## AIM OF THE EXERCISE:
Could you return, unchanged, the part of the rows that opens with the line containing "283, 274, 310]" and closes with the line containing "127, 471, 150]", including both of those lines?

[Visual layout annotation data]
## BEGIN

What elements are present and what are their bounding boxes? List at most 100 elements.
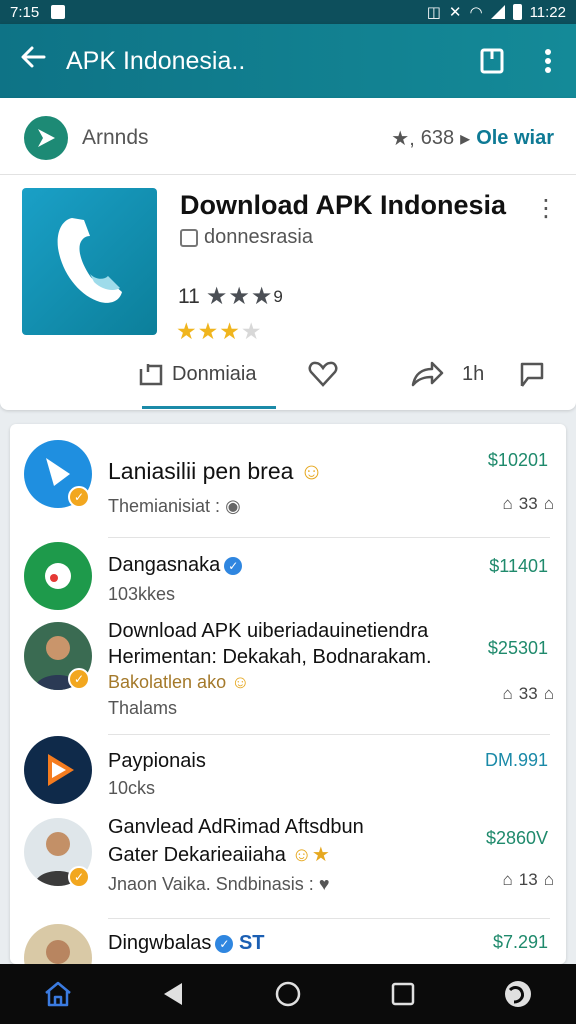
rating-stars-icon: ★★★	[205, 283, 274, 310]
heart-badge-icon: ♥	[318, 874, 330, 894]
item-meta: ⌂ 33 ⌂	[503, 684, 554, 704]
bookmark-icon[interactable]: ⌂	[544, 870, 554, 890]
verified-icon: ✓	[224, 556, 243, 575]
phone-icon	[57, 217, 122, 303]
avatar	[24, 924, 92, 964]
item-title: Dingwbalas ✓ ST	[108, 932, 265, 954]
divider	[108, 918, 550, 919]
brand-logo	[24, 116, 68, 160]
download-icon	[139, 364, 163, 386]
star-icon: ★,	[391, 127, 415, 150]
item-meta: ⌂ 13 ⌂	[503, 870, 554, 890]
item-price: $11401	[489, 556, 548, 576]
brand-name: Arnnds	[82, 126, 149, 149]
verified-icon: ✓	[215, 934, 234, 953]
emoji-icon: ☺	[299, 458, 324, 484]
share-icon	[411, 361, 444, 387]
save-button[interactable]	[516, 354, 546, 394]
developer-icon	[180, 228, 198, 247]
brand-rating: 638	[420, 126, 455, 149]
share-button[interactable]: 1h	[410, 354, 484, 394]
nfc-icon: ✕	[448, 4, 462, 21]
rating-count: 11	[178, 284, 200, 308]
app-logo-icon	[45, 563, 71, 589]
item-title: Laniasilii pen brea ☺	[108, 458, 324, 484]
item-count: 33	[518, 494, 538, 513]
app-bar: APK Indonesia..	[0, 24, 576, 98]
brand-row: Arnnds ★, 638 ▸ Ole wiar	[24, 116, 554, 160]
chevron-right-icon: ▸	[460, 127, 471, 150]
list-item[interactable]: Dingwbalas ✓ ST $7.291	[10, 920, 566, 964]
status-bar: 7:15 ◫ ✕ ◠ 11:22	[0, 0, 576, 24]
status-time-right: 11:22	[529, 3, 566, 21]
item-subtitle: Jnaon Vaika. Sndbinasis : ♥	[108, 874, 330, 894]
avatar	[24, 736, 92, 804]
app-bar-title: APK Indonesia..	[66, 46, 246, 75]
flag-icon	[520, 362, 544, 387]
play-icon	[48, 754, 74, 786]
list-item[interactable]: ✓ Download APK uiberiadauinetiendra Heri…	[10, 618, 566, 730]
assistant-icon	[505, 981, 532, 1007]
view-link[interactable]: Ole wiar	[476, 127, 554, 150]
item-tagline: Bakolatlen ako ☺	[108, 672, 250, 692]
app-more-button[interactable]: ⋮	[534, 194, 558, 223]
list-item[interactable]: ✓ Laniasilii pen brea ☺ Themianisiat : ◉…	[10, 424, 566, 536]
user-rating-stars[interactable]: ★★★★	[176, 318, 262, 345]
home-circle-icon	[275, 981, 301, 1007]
item-count: 33	[518, 684, 538, 703]
download-label: Donmiaia	[172, 362, 257, 385]
status-time-left: 7:15	[10, 3, 40, 21]
check-badge-icon: ✓	[68, 668, 90, 690]
nav-home-button[interactable]	[258, 969, 318, 1019]
item-count: 13	[518, 870, 538, 889]
heart-icon	[308, 361, 338, 387]
nav-back-button[interactable]	[143, 969, 203, 1019]
vibrate-icon: ◫	[426, 4, 441, 21]
item-price: DM.991	[484, 750, 548, 770]
bookmark-icon[interactable]: ⌂	[544, 494, 554, 514]
list-item[interactable]: ✓ Ganvlead AdRimad Aftsdbun Gater Dekari…	[10, 816, 566, 916]
item-subtitle: 103kkes	[108, 584, 176, 604]
like-icon[interactable]: ⌂	[503, 684, 513, 704]
divider	[0, 174, 576, 175]
item-price: $2860V	[485, 828, 548, 848]
recents-square-icon	[391, 982, 415, 1006]
tab-indicator	[142, 406, 276, 409]
share-count: 1h	[462, 362, 485, 385]
item-subtitle: Thalams	[108, 698, 178, 718]
item-subtitle: 10cks	[108, 778, 156, 798]
like-icon[interactable]: ⌂	[503, 870, 513, 890]
system-nav-bar	[0, 964, 576, 1024]
favorite-button[interactable]	[308, 354, 338, 394]
rating-suffix: 9	[273, 286, 283, 306]
like-icon[interactable]: ⌂	[503, 494, 513, 514]
signal-icon	[490, 5, 505, 19]
item-meta: ⌂ 33 ⌂	[503, 494, 554, 514]
bookmark-button[interactable]	[464, 47, 520, 75]
item-price: $7.291	[492, 932, 548, 952]
download-button[interactable]: Donmiaia	[138, 354, 256, 394]
globe-icon: ◉	[225, 496, 241, 516]
developer-name[interactable]: donnesrasia	[204, 226, 313, 249]
battery-icon	[512, 4, 522, 20]
list-item[interactable]: Dangasnaka ✓ 103kkes $11401	[10, 538, 566, 618]
app-list: ✓ Laniasilii pen brea ☺ Themianisiat : ◉…	[10, 424, 566, 964]
back-button[interactable]	[0, 44, 66, 78]
emoji-icon: ☺	[231, 672, 250, 692]
home-tab-button[interactable]	[28, 969, 88, 1019]
overflow-menu-button[interactable]	[520, 48, 576, 74]
check-badge-icon: ✓	[68, 866, 90, 888]
app-title: Download APK Indonesia	[180, 190, 507, 220]
nav-recents-button[interactable]	[373, 969, 433, 1019]
divider	[108, 734, 550, 735]
app-detail-card: Arnnds ★, 638 ▸ Ole wiar Download APK In…	[0, 98, 576, 410]
notification-icon	[51, 5, 66, 19]
item-title: Dangasnaka ✓	[108, 554, 243, 577]
assistant-button[interactable]	[488, 969, 548, 1019]
bookmark-icon[interactable]: ⌂	[544, 684, 554, 704]
item-title: Ganvlead AdRimad Aftsdbun	[108, 816, 364, 838]
item-price: $10201	[487, 450, 548, 470]
list-item[interactable]: Paypionais 10cks DM.991	[10, 736, 566, 816]
bookmark-icon	[480, 48, 504, 74]
item-title-line2: Gater Dekarieaiiaha ☺★	[108, 844, 330, 866]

## END

## IN RESPONSE:
rating-stars-icon: ★★★	[205, 283, 274, 310]
heart-badge-icon: ♥	[318, 874, 330, 894]
item-meta: ⌂ 33 ⌂	[503, 684, 554, 704]
bookmark-icon[interactable]: ⌂	[544, 870, 554, 890]
verified-icon: ✓	[224, 556, 243, 575]
phone-icon	[57, 217, 122, 303]
avatar	[24, 924, 92, 964]
item-title: Dingwbalas ✓ ST	[108, 932, 265, 954]
divider	[108, 918, 550, 919]
brand-logo	[24, 116, 68, 160]
download-icon	[139, 364, 163, 386]
star-icon: ★,	[391, 127, 415, 150]
item-meta: ⌂ 13 ⌂	[503, 870, 554, 890]
item-price: $11401	[489, 556, 548, 576]
brand-name: Arnnds	[82, 126, 149, 149]
verified-icon: ✓	[215, 934, 234, 953]
emoji-icon: ☺	[299, 458, 324, 484]
share-icon	[411, 361, 444, 387]
save-button[interactable]	[516, 354, 546, 394]
developer-icon	[180, 228, 198, 247]
brand-rating: 638	[420, 126, 455, 149]
share-button[interactable]: 1h	[410, 354, 484, 394]
nfc-icon: ✕	[448, 4, 462, 21]
rating-count: 11	[178, 284, 200, 308]
app-logo-icon	[45, 563, 71, 589]
item-title: Laniasilii pen brea ☺	[108, 458, 324, 484]
item-count: 33	[518, 494, 538, 513]
app-bar: APK Indonesia..	[0, 24, 576, 98]
brand-row: Arnnds ★, 638 ▸ Ole wiar	[24, 116, 554, 160]
chevron-right-icon: ▸	[460, 127, 471, 150]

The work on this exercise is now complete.